◆ **Tareas y ejercicios**:
1 - Responde brevemente a estas preguntas sobre el artículo:
(a) ¿En qué fecha se cumplieron diez años de Municipalia?
(b) ¿Qué propuso formar aquel encuentro municipalista y qué acabó ganando?
(c) ¿Qué clase de izquierda reclamaban los análisis de las elecciones europeas?
2 - Resume el artículo en dos oraciones.
3 - Sigue escribiendo el artículo de opinión sobre los diez años de Municipalia a partir de su última oración.

*** Artículo

Opinión
El pesimismo es contrarrevolucionario

Muchas cosas no encajan en la épica de grandes victorias y derrotas: las redes ciudadanas, la defensa de derechos sociales y económicos o las múltiples estrategias de solidaridad que sostienen la vida cotidiana.
4 jul 2024 06:00

El pasado 28 de junio se cumplieron diez años de Municipalia, el encuentro municipalista que propuso formar la candidatura ciudadana que acabaría ganando el Ayuntamiento de Madrid en 2015. Este décimo aniversario no ha suscitado mucha atención ni activista ni mediática, entre las celebraciones del día del orgullo LGTBI+, el fallido golpe de estado en Bolivia, la amenaza del fascismo con representación parlamentaria, y la descarnada retransmisión en directo del genocidio en Gaza. 

La experiencia municipalista ha estado también ausente de los análisis de las elecciones europeas que señalaron, una vez más, la muerte del ciclo del 15M y la llamada política del cambio, y reclamaban una izquierda “más crítica”. Lamentablemente, a las puertas del verano menos caluroso del resto de nuestras vidas, y mientras desde posiciones ecologistas y feministas se señala la necesidad de producir visiones alternativas del mundo que sean deseables y factibles —llamémosles ecotopías, Plan C o, simplemente, Cómo Salir Vivas de Esto— este tipo de crítica demasiado a menudo prioriza la identificación de derrotas y los errores cometidos, dejando como autocomplacencia infantil la apreciación de lo que sí ha funcionado y la posibilidad de extraer aprendizajes operativos que permitan hacerlo mejor.

******
*** Extractos de registros

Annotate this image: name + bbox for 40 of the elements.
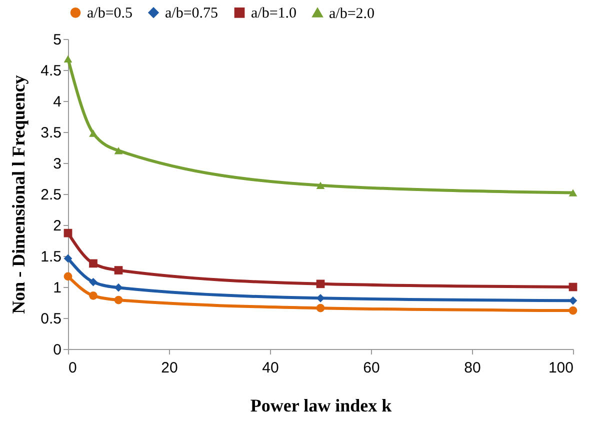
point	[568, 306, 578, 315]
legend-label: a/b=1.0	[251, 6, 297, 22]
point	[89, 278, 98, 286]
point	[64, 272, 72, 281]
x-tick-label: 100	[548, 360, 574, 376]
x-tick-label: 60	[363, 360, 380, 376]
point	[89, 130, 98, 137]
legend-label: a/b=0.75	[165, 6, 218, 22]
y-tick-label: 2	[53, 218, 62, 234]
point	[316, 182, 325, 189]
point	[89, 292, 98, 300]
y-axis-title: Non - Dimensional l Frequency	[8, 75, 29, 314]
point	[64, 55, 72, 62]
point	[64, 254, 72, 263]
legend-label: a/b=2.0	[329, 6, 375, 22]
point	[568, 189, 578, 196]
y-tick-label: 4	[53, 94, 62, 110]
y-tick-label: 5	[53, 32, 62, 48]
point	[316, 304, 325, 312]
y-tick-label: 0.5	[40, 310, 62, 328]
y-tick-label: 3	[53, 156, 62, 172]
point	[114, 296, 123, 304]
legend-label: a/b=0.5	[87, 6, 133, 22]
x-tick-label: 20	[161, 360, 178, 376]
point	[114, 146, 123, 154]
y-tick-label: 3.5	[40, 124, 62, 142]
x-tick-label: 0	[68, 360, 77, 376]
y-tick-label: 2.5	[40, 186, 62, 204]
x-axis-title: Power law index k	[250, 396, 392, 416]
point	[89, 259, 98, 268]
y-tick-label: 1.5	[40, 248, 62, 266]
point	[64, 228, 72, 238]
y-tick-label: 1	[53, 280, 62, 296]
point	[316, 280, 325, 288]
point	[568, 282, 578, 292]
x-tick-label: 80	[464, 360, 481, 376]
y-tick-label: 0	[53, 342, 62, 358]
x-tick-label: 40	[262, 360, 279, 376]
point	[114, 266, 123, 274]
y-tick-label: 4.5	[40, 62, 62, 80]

******
*** Extractos de registros

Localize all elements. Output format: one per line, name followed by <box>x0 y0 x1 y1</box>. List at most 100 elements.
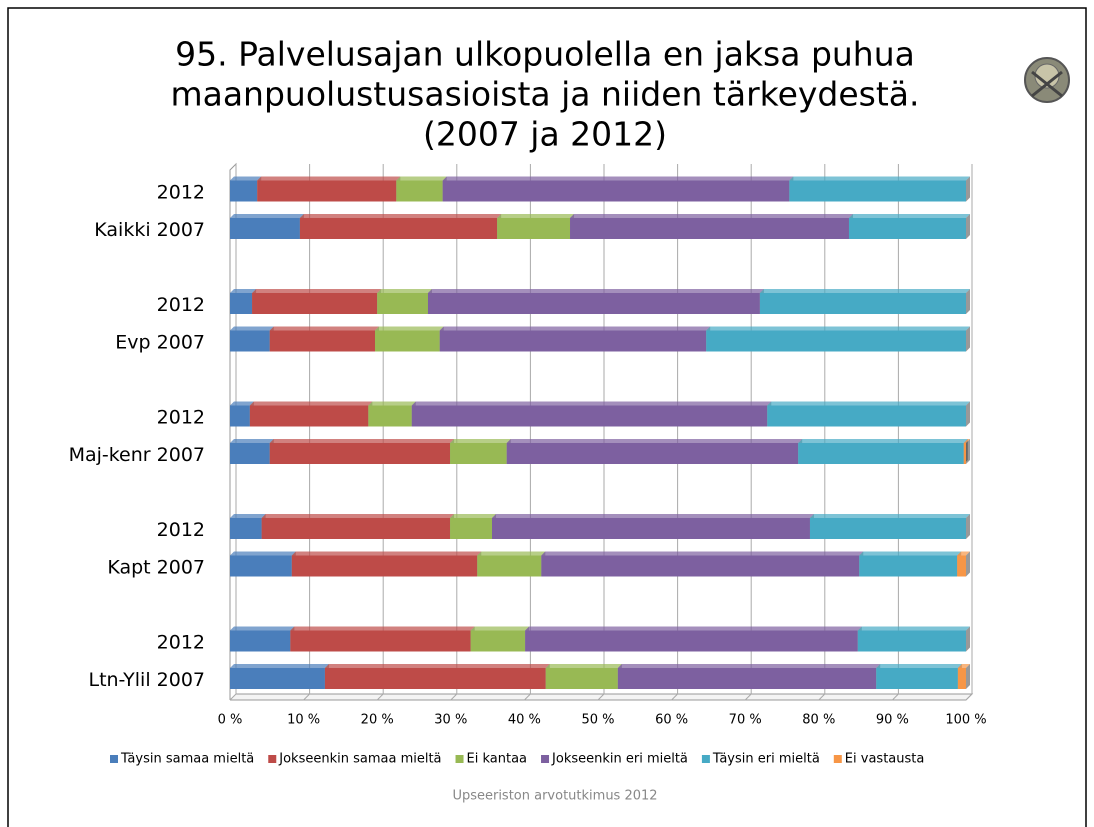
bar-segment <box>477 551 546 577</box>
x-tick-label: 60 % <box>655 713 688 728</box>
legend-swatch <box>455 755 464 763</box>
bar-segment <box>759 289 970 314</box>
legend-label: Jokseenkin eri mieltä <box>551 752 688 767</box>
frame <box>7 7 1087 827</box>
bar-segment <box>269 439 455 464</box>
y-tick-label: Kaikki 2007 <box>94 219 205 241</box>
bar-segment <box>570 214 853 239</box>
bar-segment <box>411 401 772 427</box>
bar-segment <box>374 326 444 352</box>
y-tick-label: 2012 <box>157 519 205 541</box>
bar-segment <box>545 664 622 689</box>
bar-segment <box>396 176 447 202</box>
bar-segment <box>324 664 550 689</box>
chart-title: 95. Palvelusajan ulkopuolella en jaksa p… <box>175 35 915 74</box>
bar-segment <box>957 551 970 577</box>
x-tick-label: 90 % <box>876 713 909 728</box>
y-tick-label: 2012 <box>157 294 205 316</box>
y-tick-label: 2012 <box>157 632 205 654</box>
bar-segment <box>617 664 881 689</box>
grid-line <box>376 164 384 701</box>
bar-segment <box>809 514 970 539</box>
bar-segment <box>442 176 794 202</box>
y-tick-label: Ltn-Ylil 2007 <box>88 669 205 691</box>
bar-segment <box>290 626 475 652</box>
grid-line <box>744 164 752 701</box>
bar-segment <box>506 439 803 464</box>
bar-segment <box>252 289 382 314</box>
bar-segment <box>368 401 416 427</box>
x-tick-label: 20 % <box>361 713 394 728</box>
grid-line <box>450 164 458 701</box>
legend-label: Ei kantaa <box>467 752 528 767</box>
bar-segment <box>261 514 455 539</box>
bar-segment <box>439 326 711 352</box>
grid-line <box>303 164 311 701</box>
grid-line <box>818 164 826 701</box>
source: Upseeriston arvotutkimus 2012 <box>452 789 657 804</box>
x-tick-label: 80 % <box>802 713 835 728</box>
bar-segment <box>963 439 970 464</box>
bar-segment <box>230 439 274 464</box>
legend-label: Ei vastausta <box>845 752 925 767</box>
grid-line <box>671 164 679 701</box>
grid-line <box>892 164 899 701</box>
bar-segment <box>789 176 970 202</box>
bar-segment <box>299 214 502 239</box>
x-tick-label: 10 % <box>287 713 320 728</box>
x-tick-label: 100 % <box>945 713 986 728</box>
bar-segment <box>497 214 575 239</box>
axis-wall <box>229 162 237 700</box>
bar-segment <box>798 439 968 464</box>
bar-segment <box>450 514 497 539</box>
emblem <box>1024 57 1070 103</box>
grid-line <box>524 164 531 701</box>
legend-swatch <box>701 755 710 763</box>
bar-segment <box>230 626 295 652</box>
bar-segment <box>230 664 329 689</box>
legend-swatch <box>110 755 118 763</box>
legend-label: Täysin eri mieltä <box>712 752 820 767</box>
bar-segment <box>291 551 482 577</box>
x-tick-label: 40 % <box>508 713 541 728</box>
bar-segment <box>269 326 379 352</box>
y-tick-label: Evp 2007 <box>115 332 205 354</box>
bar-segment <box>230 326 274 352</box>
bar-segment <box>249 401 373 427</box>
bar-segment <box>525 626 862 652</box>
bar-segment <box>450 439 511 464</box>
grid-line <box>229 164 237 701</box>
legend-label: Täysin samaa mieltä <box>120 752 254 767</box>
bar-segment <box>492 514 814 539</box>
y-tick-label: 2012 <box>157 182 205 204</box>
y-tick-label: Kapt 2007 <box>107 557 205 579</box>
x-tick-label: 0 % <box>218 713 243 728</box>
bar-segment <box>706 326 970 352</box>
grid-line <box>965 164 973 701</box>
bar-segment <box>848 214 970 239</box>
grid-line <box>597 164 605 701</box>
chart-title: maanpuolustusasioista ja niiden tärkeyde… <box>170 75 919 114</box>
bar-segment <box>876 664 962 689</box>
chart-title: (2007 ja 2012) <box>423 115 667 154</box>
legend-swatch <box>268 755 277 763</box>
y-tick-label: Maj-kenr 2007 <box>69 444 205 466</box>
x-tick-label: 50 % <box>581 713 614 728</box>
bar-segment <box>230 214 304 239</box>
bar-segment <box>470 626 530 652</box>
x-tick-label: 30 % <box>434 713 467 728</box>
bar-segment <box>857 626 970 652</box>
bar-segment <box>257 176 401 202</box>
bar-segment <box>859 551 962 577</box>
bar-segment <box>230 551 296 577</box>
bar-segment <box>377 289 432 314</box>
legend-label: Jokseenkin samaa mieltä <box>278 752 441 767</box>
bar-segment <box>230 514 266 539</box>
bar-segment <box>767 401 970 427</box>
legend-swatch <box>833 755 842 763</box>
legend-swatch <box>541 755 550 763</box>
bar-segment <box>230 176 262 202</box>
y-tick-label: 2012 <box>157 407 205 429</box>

******

◆ **Respuestas por tarea**:
1 -
(a) El 28 de junio.
(b) Propuso formar una candidatura ciudadana, que acabó ganando el Ayuntamiento de Madrid en 2015.
(c) Una izquierda "más crítica".

2 - El décimo aniversario de Municipalia, el encuentro que propuso la candidatura ciudadana que ganó el Ayuntamiento de Madrid en 2015, ha suscitado poca atención activista y mediática, y la experiencia municipalista ha estado ausente de los análisis de las elecciones europeas. Según el artículo, la crítica que reclaman esos análisis prioriza demasiado a menudo las derrotas y los errores, y deja de lado lo que sí ha funcionado y los aprendizajes que permitirían hacerlo mejor.

3 -
El despiece pormenorizado de lo que ha salido mal se inserta en la batalla por tener la razón, presuponiendo una inteligencia superior a la de aquellas que cometieron los errores identificados

Descartando que esa fijación por analizar el fracaso sea una estrategia contra-insurgente sacada del famoso manual de sabotaje de la CIA, se pueden avanzar dos hipótesis sobre su pertinencia. Hacia dentro, el despiece pormenorizado de lo que ha salido mal (y sobre todo, quién fue o es responsable de que salgan mal algunas cosas) se inserta en la batalla por tener la razón, presuponiendo una inteligencia superior a la de aquellas que cometieron los errores identificados. La crítica se separa y distancia de un proceso que está ya inerte, muerto, y se coloca alejada de las emociones, los deseos o las incertidumbres de los que, con su visión a ras del suelo, lo llevaron al fracaso. Hacia fuera, los análisis de la eterna derrota quizás pretenden hacer de su pesimismo una llamada a la rabia, agitar y enfadar como antesala de la sublevación. Sin embargo, más bien parecen atravesarnos los cuerpos con el slogan neoliberal de que “No Hay Alternativa”, y el colapsismo se cuela en nuestras vidas produciendo apatía e impotencia máximas. 

En las dos vertientes, el pesimismo que demuestra el inevitable fracaso de los procesos (a veces incluso antes de que hayan empezado) no produce nada nuevo, solo un lamento impotente por las ocasiones perdidas, el tiempo y las energías desperdiciadas. Su capacidad de afectar el presente o el futuro se neutraliza, y quienes en su día se interesaron por semejante proyecto político, o incluso formaron parte de él, se distancian. Disuélvanse, aquí no hay nada que ver.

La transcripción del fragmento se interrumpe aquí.